# WORK TO COMPLETE:
In every one of the entries, change "bond-index-name" to "index-label" and leave all other text as it is. Omit the pictures from your answer.

# Element region listings:
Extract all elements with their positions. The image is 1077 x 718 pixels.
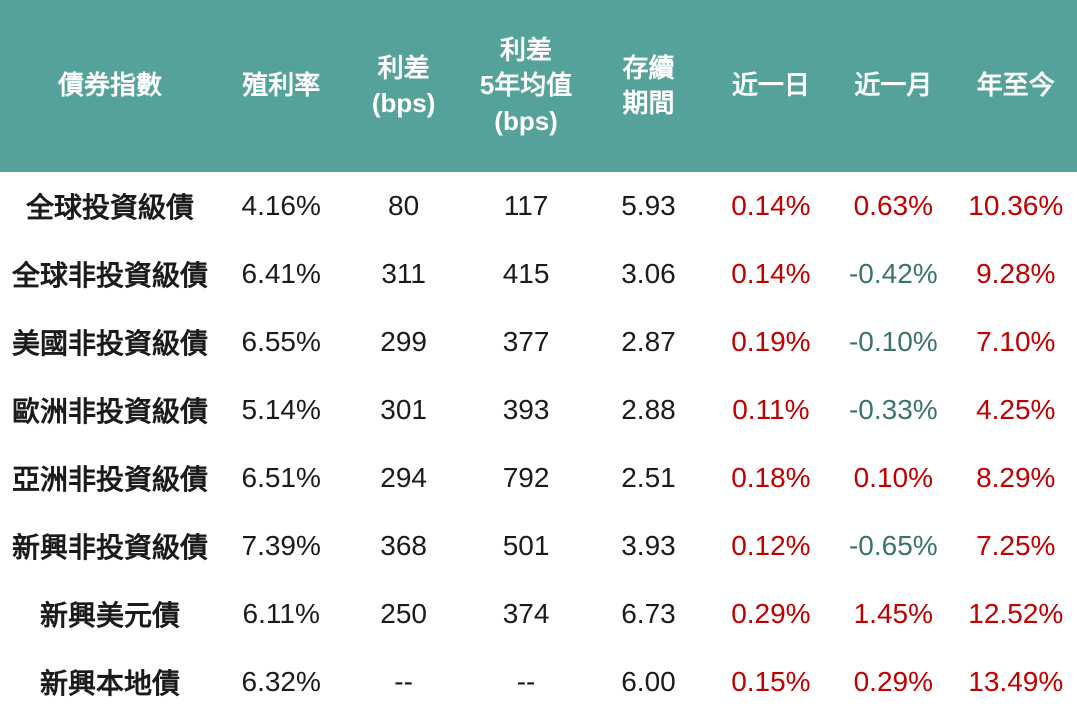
- value-cell: 6.41%: [241, 258, 321, 289]
- value-cell: 3.93: [621, 530, 676, 561]
- change-value-cell: 13.49%: [968, 666, 1064, 697]
- value-cell: 3.06: [621, 258, 676, 289]
- change-value-cell: 0.14%: [731, 190, 811, 221]
- value-cell: 2.51: [621, 462, 676, 493]
- change-value-cell: 0.10%: [853, 462, 934, 493]
- value-cell: 6.51%: [241, 462, 321, 493]
- bond-index-name: 新興非投資級債: [11, 532, 208, 563]
- change-value-cell: 0.19%: [731, 326, 811, 357]
- value-cell: 501: [502, 530, 550, 561]
- value-cell: 374: [502, 598, 550, 629]
- value-cell: 294: [380, 462, 427, 493]
- value-cell: 368: [380, 530, 427, 561]
- bond-index-name: 全球非投資級債: [11, 260, 208, 291]
- change-value-cell: 8.29%: [976, 462, 1056, 493]
- table-body: 全球投資級債 4.16% 80 117 5.93 0.14% 0.63% 10.36% 全球非投…: [0, 172, 1077, 716]
- value-cell: 80: [388, 190, 420, 221]
- column-header-1: 債券指數: [0, 0, 220, 172]
- table-row: 歐洲非投資級債 5.14% 301 393 2.88 0.11% -0.33% 4.25%: [0, 376, 1077, 444]
- bond-index-name: 歐洲非投資級債: [11, 396, 208, 427]
- value-cell: 7.39%: [241, 530, 321, 561]
- value-cell: 117: [503, 190, 549, 221]
- bond-index-name: 亞洲非投資級債: [11, 464, 208, 495]
- value-cell: 311: [381, 258, 426, 289]
- change-value-cell: -0.10%: [848, 326, 938, 357]
- value-cell: 377: [502, 326, 550, 357]
- value-cell: 415: [502, 258, 550, 289]
- table-row: 美國非投資級債 6.55% 299 377 2.87 0.19% -0.10% 7.10%: [0, 308, 1077, 376]
- change-value-cell: 0.18%: [731, 462, 811, 493]
- value-cell: 4.16%: [241, 190, 321, 221]
- value-cell: 6.73: [621, 598, 676, 629]
- change-value-cell: -0.42%: [848, 258, 938, 289]
- change-value-cell: 9.28%: [976, 258, 1056, 289]
- column-header-3: 利差 (bps): [342, 0, 465, 172]
- value-cell: 6.32%: [241, 666, 321, 697]
- value-cell: 2.88: [621, 394, 676, 425]
- value-cell: 6.11%: [242, 598, 320, 629]
- change-value-cell: 0.29%: [731, 598, 811, 629]
- table-row: 亞洲非投資級債 6.51% 294 792 2.51 0.18% 0.10% 8.29%: [0, 444, 1077, 512]
- column-header-5: 存續 期間: [587, 0, 710, 172]
- column-header-2: 殖利率: [220, 0, 343, 172]
- value-cell: 6.55%: [241, 326, 321, 357]
- value-cell: 6.00: [621, 666, 676, 697]
- column-header-7: 近一月: [832, 0, 955, 172]
- bond-index-name: 新興本地債: [39, 668, 180, 699]
- change-value-cell: 0.12%: [731, 530, 811, 561]
- change-value-cell: 0.63%: [853, 190, 934, 221]
- value-cell: 5.14%: [241, 394, 321, 425]
- value-cell: 299: [380, 326, 427, 357]
- table-row: 全球非投資級債 6.41% 311 415 3.06 0.14% -0.42% 9.28%: [0, 240, 1077, 308]
- value-cell: 2.87: [621, 326, 676, 357]
- column-header-6: 近一日: [709, 0, 833, 172]
- change-value-cell: -0.33%: [848, 394, 938, 425]
- bond-index-name: 美國非投資級債: [11, 328, 208, 359]
- value-cell: --: [394, 666, 413, 697]
- bond-index-name: 全球投資級債: [25, 192, 194, 223]
- change-value-cell: 10.36%: [968, 190, 1064, 221]
- change-value-cell: 0.14%: [731, 258, 811, 289]
- change-value-cell: 1.45%: [853, 598, 934, 629]
- change-value-cell: 4.25%: [976, 394, 1056, 425]
- column-header-4: 利差 5年均值 (bps): [464, 0, 588, 172]
- table-row: 新興美元債 6.11% 250 374 6.73 0.29% 1.45% 12.52%: [0, 580, 1077, 648]
- change-value-cell: -0.65%: [848, 530, 938, 561]
- change-value-cell: 0.15%: [731, 666, 811, 697]
- bond-index-name: 新興美元債: [39, 600, 180, 631]
- value-cell: 393: [502, 394, 550, 425]
- value-cell: 792: [502, 462, 550, 493]
- value-cell: 301: [380, 394, 427, 425]
- value-cell: 5.93: [621, 190, 676, 221]
- table-row: 新興本地債 6.32% -- -- 6.00 0.15% 0.29% 13.49%: [0, 648, 1077, 716]
- table-row: 新興非投資級債 7.39% 368 501 3.93 0.12% -0.65% 7.25%: [0, 512, 1077, 580]
- change-value-cell: 7.10%: [976, 326, 1056, 357]
- change-value-cell: 7.25%: [976, 530, 1056, 561]
- change-value-cell: 0.11%: [732, 394, 810, 425]
- value-cell: --: [516, 666, 536, 697]
- change-value-cell: 0.29%: [853, 666, 934, 697]
- change-value-cell: 12.52%: [968, 598, 1064, 629]
- value-cell: 250: [380, 598, 427, 629]
- table-row: 全球投資級債 4.16% 80 117 5.93 0.14% 0.63% 10.36%: [0, 172, 1077, 240]
- header-row: 債券指數 殖利率 利差 (bps) 利差 5年均值 (bps) 存續 期間 近一日 近一月年…: [0, 0, 1077, 172]
- table-header: 債券指數 殖利率 利差 (bps) 利差 5年均值 (bps) 存續 期間 近一日 近一月年…: [0, 0, 1077, 172]
- column-header-8: 年至今: [954, 0, 1077, 172]
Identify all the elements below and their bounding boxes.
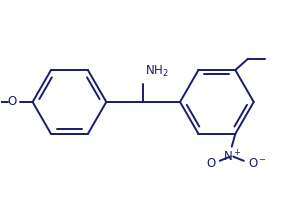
Text: O$^-$: O$^-$: [248, 157, 267, 170]
Text: O: O: [7, 95, 16, 108]
Text: N$^+$: N$^+$: [223, 149, 241, 165]
Text: NH$_2$: NH$_2$: [145, 64, 168, 79]
Text: O: O: [206, 157, 215, 170]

# RESULT OF THE TASK:
Extract all elements with their positions. The image is 1077 x 718 pixels.
- value-cell: 6.41%: [241, 258, 321, 289]
- value-cell: 3.93: [621, 530, 676, 561]
- change-value-cell: 13.49%: [968, 666, 1064, 697]
- value-cell: 3.06: [621, 258, 676, 289]
- change-value-cell: 0.14%: [731, 190, 811, 221]
- value-cell: 2.51: [621, 462, 676, 493]
- change-value-cell: 0.10%: [853, 462, 934, 493]
- value-cell: 6.51%: [241, 462, 321, 493]
- index-label: 新興非投資級債: [11, 532, 208, 563]
- change-value-cell: 0.19%: [731, 326, 811, 357]
- value-cell: 501: [502, 530, 550, 561]
- value-cell: 374: [502, 598, 550, 629]
- value-cell: 294: [380, 462, 427, 493]
- value-cell: 368: [380, 530, 427, 561]
- index-label: 全球非投資級債: [11, 260, 208, 291]
- change-value-cell: 8.29%: [976, 462, 1056, 493]
- table-body: 全球投資級債 4.16% 80 117 5.93 0.14% 0.63% 10.36% 全球非投…: [0, 172, 1077, 716]
- value-cell: 80: [388, 190, 420, 221]
- column-header-1: 債券指數: [0, 0, 220, 172]
- table-row: 歐洲非投資級債 5.14% 301 393 2.88 0.11% -0.33% 4.25%: [0, 376, 1077, 444]
- index-label: 歐洲非投資級債: [11, 396, 208, 427]
- value-cell: 7.39%: [241, 530, 321, 561]
- value-cell: 117: [503, 190, 549, 221]
- index-label: 亞洲非投資級債: [11, 464, 208, 495]
- value-cell: 311: [381, 258, 426, 289]
- change-value-cell: -0.10%: [848, 326, 938, 357]
- value-cell: 377: [502, 326, 550, 357]
- value-cell: 415: [502, 258, 550, 289]
- table-row: 美國非投資級債 6.55% 299 377 2.87 0.19% -0.10% 7.10%: [0, 308, 1077, 376]
- change-value-cell: 0.18%: [731, 462, 811, 493]
- value-cell: 4.16%: [241, 190, 321, 221]
- value-cell: 6.73: [621, 598, 676, 629]
- change-value-cell: -0.42%: [848, 258, 938, 289]
- change-value-cell: 9.28%: [976, 258, 1056, 289]
- column-header-3: 利差 (bps): [342, 0, 465, 172]
- value-cell: 6.32%: [241, 666, 321, 697]
- value-cell: 2.88: [621, 394, 676, 425]
- value-cell: 6.11%: [242, 598, 320, 629]
- change-value-cell: 0.29%: [731, 598, 811, 629]
- table-row: 亞洲非投資級債 6.51% 294 792 2.51 0.18% 0.10% 8.29%: [0, 444, 1077, 512]
- column-header-5: 存續 期間: [587, 0, 710, 172]
- column-header-2: 殖利率: [220, 0, 343, 172]
- value-cell: 6.55%: [241, 326, 321, 357]
- value-cell: 6.00: [621, 666, 676, 697]
- column-header-7: 近一月: [832, 0, 955, 172]
- index-label: 新興本地債: [39, 668, 180, 699]
- change-value-cell: 0.12%: [731, 530, 811, 561]
- change-value-cell: 0.63%: [853, 190, 934, 221]
- value-cell: 5.14%: [241, 394, 321, 425]
- value-cell: 299: [380, 326, 427, 357]
- table-row: 全球非投資級債 6.41% 311 415 3.06 0.14% -0.42% 9.28%: [0, 240, 1077, 308]
- value-cell: 2.87: [621, 326, 676, 357]
- column-header-6: 近一日: [709, 0, 833, 172]
- change-value-cell: -0.33%: [848, 394, 938, 425]
- index-label: 美國非投資級債: [11, 328, 208, 359]
- value-cell: --: [394, 666, 413, 697]
- index-label: 全球投資級債: [25, 192, 194, 223]
- change-value-cell: 10.36%: [968, 190, 1064, 221]
- change-value-cell: 0.14%: [731, 258, 811, 289]
- change-value-cell: 1.45%: [853, 598, 934, 629]
- change-value-cell: 4.25%: [976, 394, 1056, 425]
- column-header-4: 利差 5年均值 (bps): [464, 0, 588, 172]
- table-row: 新興美元債 6.11% 250 374 6.73 0.29% 1.45% 12.52%: [0, 580, 1077, 648]
- change-value-cell: -0.65%: [848, 530, 938, 561]
- change-value-cell: 0.15%: [731, 666, 811, 697]
- index-label: 新興美元債: [39, 600, 180, 631]
- value-cell: 393: [502, 394, 550, 425]
- value-cell: 792: [502, 462, 550, 493]
- value-cell: 301: [380, 394, 427, 425]
- value-cell: 5.93: [621, 190, 676, 221]
- table-row: 新興本地債 6.32% -- -- 6.00 0.15% 0.29% 13.49%: [0, 648, 1077, 716]
- table-row: 新興非投資級債 7.39% 368 501 3.93 0.12% -0.65% 7.25%: [0, 512, 1077, 580]
- change-value-cell: 7.10%: [976, 326, 1056, 357]
- change-value-cell: 7.25%: [976, 530, 1056, 561]
- change-value-cell: 0.11%: [732, 394, 810, 425]
- value-cell: --: [516, 666, 536, 697]
- change-value-cell: 0.29%: [853, 666, 934, 697]
- change-value-cell: 12.52%: [968, 598, 1064, 629]
- value-cell: 250: [380, 598, 427, 629]
- table-row: 全球投資級債 4.16% 80 117 5.93 0.14% 0.63% 10.36%: [0, 172, 1077, 240]
- header-row: 債券指數 殖利率 利差 (bps) 利差 5年均值 (bps) 存續 期間 近一日 近一月年…: [0, 0, 1077, 172]
- table-header: 債券指數 殖利率 利差 (bps) 利差 5年均值 (bps) 存續 期間 近一日 近一月年…: [0, 0, 1077, 172]
- column-header-8: 年至今: [954, 0, 1077, 172]
Identify all the elements below and their bounding boxes.
Text: O$^-$: O$^-$: [248, 157, 267, 170]
Text: O: O: [7, 95, 16, 108]
Text: N$^+$: N$^+$: [223, 149, 241, 165]
Text: NH$_2$: NH$_2$: [145, 64, 168, 79]
Text: O: O: [206, 157, 215, 170]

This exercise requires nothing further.